EXERCISE TASK
Search the material below for the string "shown" and list each line that holds it.

DATA EXCERPTS
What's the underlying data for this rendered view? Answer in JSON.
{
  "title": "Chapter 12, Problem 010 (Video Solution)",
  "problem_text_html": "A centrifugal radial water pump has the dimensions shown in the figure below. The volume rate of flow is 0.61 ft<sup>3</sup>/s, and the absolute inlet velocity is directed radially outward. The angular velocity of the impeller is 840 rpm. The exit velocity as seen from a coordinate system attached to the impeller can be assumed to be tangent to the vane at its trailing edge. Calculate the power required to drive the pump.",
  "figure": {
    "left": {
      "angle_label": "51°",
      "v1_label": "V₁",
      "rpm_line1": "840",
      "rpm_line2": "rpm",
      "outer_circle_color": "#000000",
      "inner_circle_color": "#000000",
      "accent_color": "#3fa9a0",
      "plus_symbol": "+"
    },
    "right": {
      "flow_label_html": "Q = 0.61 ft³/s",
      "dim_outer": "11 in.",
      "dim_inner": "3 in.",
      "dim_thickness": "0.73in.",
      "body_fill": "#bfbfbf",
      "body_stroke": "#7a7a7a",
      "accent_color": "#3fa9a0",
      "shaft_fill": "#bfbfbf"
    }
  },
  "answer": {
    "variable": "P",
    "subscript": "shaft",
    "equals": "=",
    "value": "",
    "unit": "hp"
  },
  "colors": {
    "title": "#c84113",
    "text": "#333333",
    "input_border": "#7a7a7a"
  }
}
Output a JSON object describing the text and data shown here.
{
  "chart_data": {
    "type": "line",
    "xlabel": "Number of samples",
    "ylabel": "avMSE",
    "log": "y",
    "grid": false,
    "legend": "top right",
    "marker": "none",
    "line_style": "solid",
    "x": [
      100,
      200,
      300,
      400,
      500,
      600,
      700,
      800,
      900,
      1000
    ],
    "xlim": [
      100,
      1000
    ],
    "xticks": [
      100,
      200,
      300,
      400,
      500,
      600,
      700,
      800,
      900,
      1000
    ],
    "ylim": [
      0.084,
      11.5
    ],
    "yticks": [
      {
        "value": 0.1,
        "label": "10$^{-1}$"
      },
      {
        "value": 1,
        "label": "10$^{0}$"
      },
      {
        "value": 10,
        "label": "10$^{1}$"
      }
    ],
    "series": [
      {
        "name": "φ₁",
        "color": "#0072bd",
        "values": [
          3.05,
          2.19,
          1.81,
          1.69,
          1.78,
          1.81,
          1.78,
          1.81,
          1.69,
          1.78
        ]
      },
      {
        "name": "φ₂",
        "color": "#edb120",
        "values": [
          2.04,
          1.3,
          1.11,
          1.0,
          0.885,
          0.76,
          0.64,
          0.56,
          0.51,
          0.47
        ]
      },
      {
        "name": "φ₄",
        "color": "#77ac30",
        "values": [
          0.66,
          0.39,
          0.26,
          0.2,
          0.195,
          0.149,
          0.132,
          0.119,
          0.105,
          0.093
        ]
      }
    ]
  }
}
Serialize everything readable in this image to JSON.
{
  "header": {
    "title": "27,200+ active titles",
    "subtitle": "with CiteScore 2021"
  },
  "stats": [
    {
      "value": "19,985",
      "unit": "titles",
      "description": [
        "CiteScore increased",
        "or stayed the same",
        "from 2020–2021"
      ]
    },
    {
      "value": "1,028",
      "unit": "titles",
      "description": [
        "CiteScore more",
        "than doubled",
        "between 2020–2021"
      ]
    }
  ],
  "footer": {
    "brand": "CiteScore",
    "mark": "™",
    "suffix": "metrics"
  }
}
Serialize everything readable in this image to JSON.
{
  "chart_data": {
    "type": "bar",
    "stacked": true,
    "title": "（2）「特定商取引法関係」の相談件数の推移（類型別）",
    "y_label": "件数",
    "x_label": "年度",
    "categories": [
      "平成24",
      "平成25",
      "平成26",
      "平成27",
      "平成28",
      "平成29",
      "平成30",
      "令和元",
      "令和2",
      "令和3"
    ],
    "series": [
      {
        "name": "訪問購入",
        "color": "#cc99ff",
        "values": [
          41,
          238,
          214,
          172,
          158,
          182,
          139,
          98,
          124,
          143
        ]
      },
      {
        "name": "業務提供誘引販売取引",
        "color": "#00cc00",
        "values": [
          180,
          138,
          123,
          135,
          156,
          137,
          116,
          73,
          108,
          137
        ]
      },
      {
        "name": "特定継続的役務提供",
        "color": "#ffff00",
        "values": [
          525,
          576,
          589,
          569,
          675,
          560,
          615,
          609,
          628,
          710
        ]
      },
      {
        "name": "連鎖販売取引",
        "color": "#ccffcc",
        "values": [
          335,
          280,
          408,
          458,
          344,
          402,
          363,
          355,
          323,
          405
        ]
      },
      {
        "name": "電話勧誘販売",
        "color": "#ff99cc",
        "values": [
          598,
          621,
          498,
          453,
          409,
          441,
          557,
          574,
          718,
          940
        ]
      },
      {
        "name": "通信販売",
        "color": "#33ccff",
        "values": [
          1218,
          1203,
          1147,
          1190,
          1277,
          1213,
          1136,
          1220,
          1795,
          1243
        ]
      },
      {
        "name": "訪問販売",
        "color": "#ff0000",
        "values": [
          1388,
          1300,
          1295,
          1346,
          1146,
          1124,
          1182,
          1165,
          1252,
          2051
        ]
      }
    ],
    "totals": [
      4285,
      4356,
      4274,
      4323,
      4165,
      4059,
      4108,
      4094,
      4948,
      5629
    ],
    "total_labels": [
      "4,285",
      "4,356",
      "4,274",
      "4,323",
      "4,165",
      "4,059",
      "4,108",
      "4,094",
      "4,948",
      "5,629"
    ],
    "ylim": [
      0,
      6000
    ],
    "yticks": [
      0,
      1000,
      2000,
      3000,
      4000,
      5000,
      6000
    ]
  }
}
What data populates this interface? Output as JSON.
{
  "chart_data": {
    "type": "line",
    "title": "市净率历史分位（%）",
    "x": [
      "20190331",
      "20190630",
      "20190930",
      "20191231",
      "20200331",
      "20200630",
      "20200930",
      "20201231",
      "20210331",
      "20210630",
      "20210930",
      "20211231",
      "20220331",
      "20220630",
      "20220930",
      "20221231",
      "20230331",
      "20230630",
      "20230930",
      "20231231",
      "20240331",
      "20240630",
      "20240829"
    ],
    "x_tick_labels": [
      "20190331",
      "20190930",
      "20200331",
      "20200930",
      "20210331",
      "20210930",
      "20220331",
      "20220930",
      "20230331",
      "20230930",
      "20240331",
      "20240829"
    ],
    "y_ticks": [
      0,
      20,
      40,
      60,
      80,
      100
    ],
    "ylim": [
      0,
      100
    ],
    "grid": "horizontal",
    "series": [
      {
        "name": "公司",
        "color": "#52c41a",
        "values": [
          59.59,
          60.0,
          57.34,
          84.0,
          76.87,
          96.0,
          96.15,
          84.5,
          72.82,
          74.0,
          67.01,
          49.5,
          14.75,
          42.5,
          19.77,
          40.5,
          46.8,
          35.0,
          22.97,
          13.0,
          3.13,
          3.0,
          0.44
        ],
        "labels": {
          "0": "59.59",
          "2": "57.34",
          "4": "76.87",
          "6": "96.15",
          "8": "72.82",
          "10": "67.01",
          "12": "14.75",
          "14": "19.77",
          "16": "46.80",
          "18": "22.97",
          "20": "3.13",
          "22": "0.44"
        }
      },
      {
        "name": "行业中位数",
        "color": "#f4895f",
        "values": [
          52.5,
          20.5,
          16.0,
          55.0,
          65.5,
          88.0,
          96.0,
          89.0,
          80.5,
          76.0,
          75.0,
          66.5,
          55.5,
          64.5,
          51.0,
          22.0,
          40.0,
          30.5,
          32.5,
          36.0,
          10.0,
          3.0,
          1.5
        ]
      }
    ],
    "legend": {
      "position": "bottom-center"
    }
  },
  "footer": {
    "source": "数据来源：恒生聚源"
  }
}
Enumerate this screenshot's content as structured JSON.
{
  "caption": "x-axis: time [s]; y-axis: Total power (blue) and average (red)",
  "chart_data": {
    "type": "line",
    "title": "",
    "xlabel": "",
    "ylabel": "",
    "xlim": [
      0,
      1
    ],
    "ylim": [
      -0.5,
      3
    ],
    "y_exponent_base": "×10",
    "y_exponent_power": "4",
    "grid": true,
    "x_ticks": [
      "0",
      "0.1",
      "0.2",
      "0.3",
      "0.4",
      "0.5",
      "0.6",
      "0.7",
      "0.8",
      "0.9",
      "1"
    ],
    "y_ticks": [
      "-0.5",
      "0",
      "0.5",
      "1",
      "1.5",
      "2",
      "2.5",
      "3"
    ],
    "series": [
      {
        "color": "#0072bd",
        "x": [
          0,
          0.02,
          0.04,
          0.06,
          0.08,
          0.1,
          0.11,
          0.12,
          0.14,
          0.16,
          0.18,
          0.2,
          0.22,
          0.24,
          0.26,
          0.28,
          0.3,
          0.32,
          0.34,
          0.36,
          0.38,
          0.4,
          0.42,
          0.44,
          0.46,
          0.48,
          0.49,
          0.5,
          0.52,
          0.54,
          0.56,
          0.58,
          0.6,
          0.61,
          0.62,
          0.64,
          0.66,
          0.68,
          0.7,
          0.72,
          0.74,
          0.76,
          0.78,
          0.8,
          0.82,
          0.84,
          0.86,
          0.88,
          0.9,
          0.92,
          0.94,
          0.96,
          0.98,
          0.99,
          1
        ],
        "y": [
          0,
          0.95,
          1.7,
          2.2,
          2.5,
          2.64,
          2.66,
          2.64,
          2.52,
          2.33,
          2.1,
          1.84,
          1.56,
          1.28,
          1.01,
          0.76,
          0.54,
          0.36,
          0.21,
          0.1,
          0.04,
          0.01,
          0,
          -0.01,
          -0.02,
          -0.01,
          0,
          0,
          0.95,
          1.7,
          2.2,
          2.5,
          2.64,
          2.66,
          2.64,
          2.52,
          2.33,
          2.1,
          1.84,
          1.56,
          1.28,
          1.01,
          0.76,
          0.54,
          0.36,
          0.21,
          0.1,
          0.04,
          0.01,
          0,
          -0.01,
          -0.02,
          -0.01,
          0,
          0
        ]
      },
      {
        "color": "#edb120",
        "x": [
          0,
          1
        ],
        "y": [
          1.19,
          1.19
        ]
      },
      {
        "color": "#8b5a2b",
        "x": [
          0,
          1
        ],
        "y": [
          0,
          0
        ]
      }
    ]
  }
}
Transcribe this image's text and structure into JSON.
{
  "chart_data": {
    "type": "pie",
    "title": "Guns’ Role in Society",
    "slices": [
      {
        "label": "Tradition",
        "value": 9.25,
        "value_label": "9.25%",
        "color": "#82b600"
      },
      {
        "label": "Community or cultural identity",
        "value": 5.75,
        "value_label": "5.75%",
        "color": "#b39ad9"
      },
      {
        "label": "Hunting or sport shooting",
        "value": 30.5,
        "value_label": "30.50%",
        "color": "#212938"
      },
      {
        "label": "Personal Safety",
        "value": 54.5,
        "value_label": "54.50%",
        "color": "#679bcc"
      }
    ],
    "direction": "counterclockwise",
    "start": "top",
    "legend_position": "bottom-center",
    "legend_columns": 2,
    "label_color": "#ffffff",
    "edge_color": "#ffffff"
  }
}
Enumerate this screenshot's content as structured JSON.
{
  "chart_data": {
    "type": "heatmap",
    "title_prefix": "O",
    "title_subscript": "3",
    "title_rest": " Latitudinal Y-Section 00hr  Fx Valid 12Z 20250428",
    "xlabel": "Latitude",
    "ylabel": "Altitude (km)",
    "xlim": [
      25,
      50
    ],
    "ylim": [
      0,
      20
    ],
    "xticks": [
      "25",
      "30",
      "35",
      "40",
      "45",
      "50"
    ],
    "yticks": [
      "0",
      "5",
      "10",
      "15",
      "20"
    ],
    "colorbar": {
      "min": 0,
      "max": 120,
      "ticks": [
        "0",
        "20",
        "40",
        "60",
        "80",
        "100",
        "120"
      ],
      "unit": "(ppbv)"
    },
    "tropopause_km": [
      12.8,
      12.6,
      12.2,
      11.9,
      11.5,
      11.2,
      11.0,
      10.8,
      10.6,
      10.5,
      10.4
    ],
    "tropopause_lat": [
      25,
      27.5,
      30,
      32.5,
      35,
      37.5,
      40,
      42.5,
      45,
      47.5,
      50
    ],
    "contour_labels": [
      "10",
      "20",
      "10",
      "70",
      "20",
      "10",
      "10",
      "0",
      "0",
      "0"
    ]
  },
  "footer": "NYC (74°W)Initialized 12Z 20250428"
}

TASK OUTPUT
  "problem_text_html": "A centrifugal radial water pump has the dimensions shown in the figure below. The volume rate of flow is 0.61 ft<sup>3</sup>/s, and the absolute inlet velocity is directed radially outward. The angular velocity of the impeller is 840 rpm. The exit velocity as seen from a coordinate system attached to the impeller can be assumed to be tangent to the vane at its trailing edge. Calculate the power required to drive the pump.",
Output a JSON object describing the text and data shown here.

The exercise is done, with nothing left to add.